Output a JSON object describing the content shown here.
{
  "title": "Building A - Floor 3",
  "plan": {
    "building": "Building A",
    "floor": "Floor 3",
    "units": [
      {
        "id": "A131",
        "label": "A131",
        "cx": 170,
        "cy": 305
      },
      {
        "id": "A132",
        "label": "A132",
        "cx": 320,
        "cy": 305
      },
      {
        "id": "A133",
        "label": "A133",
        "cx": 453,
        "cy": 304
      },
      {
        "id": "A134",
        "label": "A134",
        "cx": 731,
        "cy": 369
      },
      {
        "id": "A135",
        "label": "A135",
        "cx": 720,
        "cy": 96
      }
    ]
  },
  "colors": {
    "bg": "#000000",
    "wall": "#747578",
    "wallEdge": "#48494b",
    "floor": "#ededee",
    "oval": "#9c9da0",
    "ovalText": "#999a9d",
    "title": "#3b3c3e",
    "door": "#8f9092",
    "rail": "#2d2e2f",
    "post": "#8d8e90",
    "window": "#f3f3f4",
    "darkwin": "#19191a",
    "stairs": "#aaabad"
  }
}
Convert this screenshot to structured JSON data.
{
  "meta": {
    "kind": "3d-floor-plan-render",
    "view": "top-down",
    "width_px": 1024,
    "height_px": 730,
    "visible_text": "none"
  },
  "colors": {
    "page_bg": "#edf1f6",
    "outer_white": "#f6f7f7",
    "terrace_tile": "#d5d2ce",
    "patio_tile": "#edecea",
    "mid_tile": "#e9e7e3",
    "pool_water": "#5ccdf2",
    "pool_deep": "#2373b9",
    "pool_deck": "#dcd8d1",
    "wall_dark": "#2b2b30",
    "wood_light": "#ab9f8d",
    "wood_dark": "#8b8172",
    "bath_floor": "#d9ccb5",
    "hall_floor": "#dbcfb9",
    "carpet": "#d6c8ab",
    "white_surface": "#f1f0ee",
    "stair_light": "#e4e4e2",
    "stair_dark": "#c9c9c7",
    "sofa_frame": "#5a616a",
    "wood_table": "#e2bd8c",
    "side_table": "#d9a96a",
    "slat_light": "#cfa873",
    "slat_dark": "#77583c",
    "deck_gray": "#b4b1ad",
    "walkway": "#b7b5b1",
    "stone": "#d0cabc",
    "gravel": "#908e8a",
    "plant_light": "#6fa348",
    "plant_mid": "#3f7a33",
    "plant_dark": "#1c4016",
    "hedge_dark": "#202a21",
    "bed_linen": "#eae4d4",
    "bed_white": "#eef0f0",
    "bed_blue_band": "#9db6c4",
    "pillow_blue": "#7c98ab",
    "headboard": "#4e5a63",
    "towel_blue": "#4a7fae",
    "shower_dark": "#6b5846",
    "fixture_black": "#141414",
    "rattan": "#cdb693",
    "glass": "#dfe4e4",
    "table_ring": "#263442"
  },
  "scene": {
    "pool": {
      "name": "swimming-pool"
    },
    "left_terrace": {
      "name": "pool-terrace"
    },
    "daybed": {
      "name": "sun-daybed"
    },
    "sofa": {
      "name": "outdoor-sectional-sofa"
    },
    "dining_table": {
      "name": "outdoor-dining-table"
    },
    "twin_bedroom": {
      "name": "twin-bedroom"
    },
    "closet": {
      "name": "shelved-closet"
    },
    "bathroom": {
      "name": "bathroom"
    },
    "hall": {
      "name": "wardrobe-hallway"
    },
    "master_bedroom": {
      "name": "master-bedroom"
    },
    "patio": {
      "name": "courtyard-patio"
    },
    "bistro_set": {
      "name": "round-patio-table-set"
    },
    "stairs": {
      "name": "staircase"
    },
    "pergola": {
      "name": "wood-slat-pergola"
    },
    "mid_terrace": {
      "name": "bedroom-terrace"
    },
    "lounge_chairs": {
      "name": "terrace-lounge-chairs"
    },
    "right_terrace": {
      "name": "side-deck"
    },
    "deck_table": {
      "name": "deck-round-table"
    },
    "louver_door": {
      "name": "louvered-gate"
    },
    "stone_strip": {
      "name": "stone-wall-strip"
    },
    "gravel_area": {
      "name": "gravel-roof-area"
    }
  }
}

====

■ Task requirements
Reproduce the data shown above exactly.

■ Task answer
Output a JSON object describing the content shown here.
{
  "title": "Building A - Floor 3",
  "plan": {
    "building": "Building A",
    "floor": "Floor 3",
    "units": [
      {
        "id": "A131",
        "label": "A131",
        "cx": 170,
        "cy": 305
      },
      {
        "id": "A132",
        "label": "A132",
        "cx": 320,
        "cy": 305
      },
      {
        "id": "A133",
        "label": "A133",
        "cx": 453,
        "cy": 304
      },
      {
        "id": "A134",
        "label": "A134",
        "cx": 731,
        "cy": 369
      },
      {
        "id": "A135",
        "label": "A135",
        "cx": 720,
        "cy": 96
      }
    ]
  },
  "colors": {
    "bg": "#000000",
    "wall": "#747578",
    "wallEdge": "#48494b",
    "floor": "#ededee",
    "oval": "#9c9da0",
    "ovalText": "#999a9d",
    "title": "#3b3c3e",
    "door": "#8f9092",
    "rail": "#2d2e2f",
    "post": "#8d8e90",
    "window": "#f3f3f4",
    "darkwin": "#19191a",
    "stairs": "#aaabad"
  }
}
Convert this screenshot to structured JSON data.
{
  "meta": {
    "kind": "3d-floor-plan-render",
    "view": "top-down",
    "width_px": 1024,
    "height_px": 730,
    "visible_text": "none"
  },
  "colors": {
    "page_bg": "#edf1f6",
    "outer_white": "#f6f7f7",
    "terrace_tile": "#d5d2ce",
    "patio_tile": "#edecea",
    "mid_tile": "#e9e7e3",
    "pool_water": "#5ccdf2",
    "pool_deep": "#2373b9",
    "pool_deck": "#dcd8d1",
    "wall_dark": "#2b2b30",
    "wood_light": "#ab9f8d",
    "wood_dark": "#8b8172",
    "bath_floor": "#d9ccb5",
    "hall_floor": "#dbcfb9",
    "carpet": "#d6c8ab",
    "white_surface": "#f1f0ee",
    "stair_light": "#e4e4e2",
    "stair_dark": "#c9c9c7",
    "sofa_frame": "#5a616a",
    "wood_table": "#e2bd8c",
    "side_table": "#d9a96a",
    "slat_light": "#cfa873",
    "slat_dark": "#77583c",
    "deck_gray": "#b4b1ad",
    "walkway": "#b7b5b1",
    "stone": "#d0cabc",
    "gravel": "#908e8a",
    "plant_light": "#6fa348",
    "plant_mid": "#3f7a33",
    "plant_dark": "#1c4016",
    "hedge_dark": "#202a21",
    "bed_linen": "#eae4d4",
    "bed_white": "#eef0f0",
    "bed_blue_band": "#9db6c4",
    "pillow_blue": "#7c98ab",
    "headboard": "#4e5a63",
    "towel_blue": "#4a7fae",
    "shower_dark": "#6b5846",
    "fixture_black": "#141414",
    "rattan": "#cdb693",
    "glass": "#dfe4e4",
    "table_ring": "#263442"
  },
  "scene": {
    "pool": {
      "name": "swimming-pool"
    },
    "left_terrace": {
      "name": "pool-terrace"
    },
    "daybed": {
      "name": "sun-daybed"
    },
    "sofa": {
      "name": "outdoor-sectional-sofa"
    },
    "dining_table": {
      "name": "outdoor-dining-table"
    },
    "twin_bedroom": {
      "name": "twin-bedroom"
    },
    "closet": {
      "name": "shelved-closet"
    },
    "bathroom": {
      "name": "bathroom"
    },
    "hall": {
      "name": "wardrobe-hallway"
    },
    "master_bedroom": {
      "name": "master-bedroom"
    },
    "patio": {
      "name": "courtyard-patio"
    },
    "bistro_set": {
      "name": "round-patio-table-set"
    },
    "stairs": {
      "name": "staircase"
    },
    "pergola": {
      "name": "wood-slat-pergola"
    },
    "mid_terrace": {
      "name": "bedroom-terrace"
    },
    "lounge_chairs": {
      "name": "terrace-lounge-chairs"
    },
    "right_terrace": {
      "name": "side-deck"
    },
    "deck_table": {
      "name": "deck-round-table"
    },
    "louver_door": {
      "name": "louvered-gate"
    },
    "stone_strip": {
      "name": "stone-wall-strip"
    },
    "gravel_area": {
      "name": "gravel-roof-area"
    }
  }
}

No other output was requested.